Take all the material and copy it exactly.

Saved entries
=======

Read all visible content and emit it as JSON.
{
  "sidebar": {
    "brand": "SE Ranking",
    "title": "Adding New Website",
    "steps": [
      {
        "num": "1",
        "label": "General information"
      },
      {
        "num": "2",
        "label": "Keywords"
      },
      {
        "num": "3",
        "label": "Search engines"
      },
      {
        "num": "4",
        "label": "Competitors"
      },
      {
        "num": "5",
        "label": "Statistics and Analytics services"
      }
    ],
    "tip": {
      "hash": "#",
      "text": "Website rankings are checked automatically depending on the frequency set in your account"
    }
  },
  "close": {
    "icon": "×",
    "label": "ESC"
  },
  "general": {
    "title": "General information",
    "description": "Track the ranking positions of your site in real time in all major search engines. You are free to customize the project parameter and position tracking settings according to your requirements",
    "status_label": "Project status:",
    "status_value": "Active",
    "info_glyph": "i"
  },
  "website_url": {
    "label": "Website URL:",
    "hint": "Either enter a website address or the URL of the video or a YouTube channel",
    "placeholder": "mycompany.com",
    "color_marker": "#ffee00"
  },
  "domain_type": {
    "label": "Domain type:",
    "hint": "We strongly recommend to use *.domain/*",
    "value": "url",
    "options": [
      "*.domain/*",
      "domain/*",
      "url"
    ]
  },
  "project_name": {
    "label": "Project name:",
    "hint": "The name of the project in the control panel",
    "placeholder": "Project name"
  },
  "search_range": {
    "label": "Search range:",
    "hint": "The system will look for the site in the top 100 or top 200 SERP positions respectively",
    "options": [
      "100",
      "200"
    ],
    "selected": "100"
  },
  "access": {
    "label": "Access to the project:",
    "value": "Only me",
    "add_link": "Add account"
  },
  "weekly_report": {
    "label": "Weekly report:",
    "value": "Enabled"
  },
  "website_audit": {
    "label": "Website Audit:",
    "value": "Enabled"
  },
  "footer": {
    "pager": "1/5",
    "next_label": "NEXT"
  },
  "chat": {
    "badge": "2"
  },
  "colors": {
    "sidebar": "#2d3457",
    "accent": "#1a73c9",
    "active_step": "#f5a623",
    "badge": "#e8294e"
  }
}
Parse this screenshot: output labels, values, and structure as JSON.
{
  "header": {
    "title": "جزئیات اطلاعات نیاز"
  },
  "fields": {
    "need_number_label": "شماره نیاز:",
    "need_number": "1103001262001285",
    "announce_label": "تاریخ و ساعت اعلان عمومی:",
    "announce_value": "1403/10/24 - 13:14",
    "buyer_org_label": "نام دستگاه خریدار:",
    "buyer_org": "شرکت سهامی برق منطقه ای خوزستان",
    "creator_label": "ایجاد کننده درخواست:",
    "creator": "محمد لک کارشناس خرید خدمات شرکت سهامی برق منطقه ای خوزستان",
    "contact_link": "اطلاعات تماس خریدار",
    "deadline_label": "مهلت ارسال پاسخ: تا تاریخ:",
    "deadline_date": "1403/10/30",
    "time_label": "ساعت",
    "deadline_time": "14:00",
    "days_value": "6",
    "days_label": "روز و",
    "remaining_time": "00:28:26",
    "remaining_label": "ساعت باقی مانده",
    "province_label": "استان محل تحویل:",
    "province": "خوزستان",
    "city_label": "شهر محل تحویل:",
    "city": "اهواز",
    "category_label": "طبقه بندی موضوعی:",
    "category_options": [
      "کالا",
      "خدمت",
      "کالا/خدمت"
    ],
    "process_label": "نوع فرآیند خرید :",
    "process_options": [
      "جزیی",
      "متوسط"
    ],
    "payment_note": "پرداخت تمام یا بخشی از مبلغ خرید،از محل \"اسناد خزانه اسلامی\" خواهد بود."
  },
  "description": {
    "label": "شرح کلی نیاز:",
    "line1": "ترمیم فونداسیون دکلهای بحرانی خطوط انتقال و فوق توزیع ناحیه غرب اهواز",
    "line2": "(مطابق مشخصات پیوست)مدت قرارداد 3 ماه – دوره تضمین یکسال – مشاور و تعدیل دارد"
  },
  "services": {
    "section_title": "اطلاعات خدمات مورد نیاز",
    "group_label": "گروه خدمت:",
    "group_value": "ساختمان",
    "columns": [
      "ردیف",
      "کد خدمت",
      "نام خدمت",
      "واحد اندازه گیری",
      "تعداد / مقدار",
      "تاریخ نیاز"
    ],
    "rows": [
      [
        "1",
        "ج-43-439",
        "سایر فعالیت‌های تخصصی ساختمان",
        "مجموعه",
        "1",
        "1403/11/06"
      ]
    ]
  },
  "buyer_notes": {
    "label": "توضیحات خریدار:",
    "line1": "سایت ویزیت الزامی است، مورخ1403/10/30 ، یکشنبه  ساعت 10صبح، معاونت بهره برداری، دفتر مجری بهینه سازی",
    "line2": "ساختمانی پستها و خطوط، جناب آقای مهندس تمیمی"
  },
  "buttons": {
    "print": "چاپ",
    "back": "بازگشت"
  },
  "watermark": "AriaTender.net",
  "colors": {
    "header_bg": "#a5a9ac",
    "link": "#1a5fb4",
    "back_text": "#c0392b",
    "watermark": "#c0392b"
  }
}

=======

▶ [OUTPUT OF THE TASK]
Read all visible content and emit it as JSON.
{
  "sidebar": {
    "brand": "SE Ranking",
    "title": "Adding New Website",
    "steps": [
      {
        "num": "1",
        "label": "General information"
      },
      {
        "num": "2",
        "label": "Keywords"
      },
      {
        "num": "3",
        "label": "Search engines"
      },
      {
        "num": "4",
        "label": "Competitors"
      },
      {
        "num": "5",
        "label": "Statistics and Analytics services"
      }
    ],
    "tip": {
      "hash": "#",
      "text": "Website rankings are checked automatically depending on the frequency set in your account"
    }
  },
  "close": {
    "icon": "×",
    "label": "ESC"
  },
  "general": {
    "title": "General information",
    "description": "Track the ranking positions of your site in real time in all major search engines. You are free to customize the project parameter and position tracking settings according to your requirements",
    "status_label": "Project status:",
    "status_value": "Active",
    "info_glyph": "i"
  },
  "website_url": {
    "label": "Website URL:",
    "hint": "Either enter a website address or the URL of the video or a YouTube channel",
    "placeholder": "mycompany.com",
    "color_marker": "#ffee00"
  },
  "domain_type": {
    "label": "Domain type:",
    "hint": "We strongly recommend to use *.domain/*",
    "value": "url",
    "options": [
      "*.domain/*",
      "domain/*",
      "url"
    ]
  },
  "project_name": {
    "label": "Project name:",
    "hint": "The name of the project in the control panel",
    "placeholder": "Project name"
  },
  "search_range": {
    "label": "Search range:",
    "hint": "The system will look for the site in the top 100 or top 200 SERP positions respectively",
    "options": [
      "100",
      "200"
    ],
    "selected": "100"
  },
  "access": {
    "label": "Access to the project:",
    "value": "Only me",
    "add_link": "Add account"
  },
  "weekly_report": {
    "label": "Weekly report:",
    "value": "Enabled"
  },
  "website_audit": {
    "label": "Website Audit:",
    "value": "Enabled"
  },
  "footer": {
    "pager": "1/5",
    "next_label": "NEXT"
  },
  "chat": {
    "badge": "2"
  },
  "colors": {
    "sidebar": "#2d3457",
    "accent": "#1a73c9",
    "active_step": "#f5a623",
    "badge": "#e8294e"
  }
}
Parse this screenshot: output labels, values, and structure as JSON.
{
  "header": {
    "title": "جزئیات اطلاعات نیاز"
  },
  "fields": {
    "need_number_label": "شماره نیاز:",
    "need_number": "1103001262001285",
    "announce_label": "تاریخ و ساعت اعلان عمومی:",
    "announce_value": "1403/10/24 - 13:14",
    "buyer_org_label": "نام دستگاه خریدار:",
    "buyer_org": "شرکت سهامی برق منطقه ای خوزستان",
    "creator_label": "ایجاد کننده درخواست:",
    "creator": "محمد لک کارشناس خرید خدمات شرکت سهامی برق منطقه ای خوزستان",
    "contact_link": "اطلاعات تماس خریدار",
    "deadline_label": "مهلت ارسال پاسخ: تا تاریخ:",
    "deadline_date": "1403/10/30",
    "time_label": "ساعت",
    "deadline_time": "14:00",
    "days_value": "6",
    "days_label": "روز و",
    "remaining_time": "00:28:26",
    "remaining_label": "ساعت باقی مانده",
    "province_label": "استان محل تحویل:",
    "province": "خوزستان",
    "city_label": "شهر محل تحویل:",
    "city": "اهواز",
    "category_label": "طبقه بندی موضوعی:",
    "category_options": [
      "کالا",
      "خدمت",
      "کالا/خدمت"
    ],
    "process_label": "نوع فرآیند خرید :",
    "process_options": [
      "جزیی",
      "متوسط"
    ],
    "payment_note": "پرداخت تمام یا بخشی از مبلغ خرید،از محل \"اسناد خزانه اسلامی\" خواهد بود."
  },
  "description": {
    "label": "شرح کلی نیاز:",
    "line1": "ترمیم فونداسیون دکلهای بحرانی خطوط انتقال و فوق توزیع ناحیه غرب اهواز",
    "line2": "(مطابق مشخصات پیوست)مدت قرارداد 3 ماه – دوره تضمین یکسال – مشاور و تعدیل دارد"
  },
  "services": {
    "section_title": "اطلاعات خدمات مورد نیاز",
    "group_label": "گروه خدمت:",
    "group_value": "ساختمان",
    "columns": [
      "ردیف",
      "کد خدمت",
      "نام خدمت",
      "واحد اندازه گیری",
      "تعداد / مقدار",
      "تاریخ نیاز"
    ],
    "rows": [
      [
        "1",
        "ج-43-439",
        "سایر فعالیت‌های تخصصی ساختمان",
        "مجموعه",
        "1",
        "1403/11/06"
      ]
    ]
  },
  "buyer_notes": {
    "label": "توضیحات خریدار:",
    "line1": "سایت ویزیت الزامی است، مورخ1403/10/30 ، یکشنبه  ساعت 10صبح، معاونت بهره برداری، دفتر مجری بهینه سازی",
    "line2": "ساختمانی پستها و خطوط، جناب آقای مهندس تمیمی"
  },
  "buttons": {
    "print": "چاپ",
    "back": "بازگشت"
  },
  "watermark": "AriaTender.net",
  "colors": {
    "header_bg": "#a5a9ac",
    "link": "#1a5fb4",
    "back_text": "#c0392b",
    "watermark": "#c0392b"
  }
}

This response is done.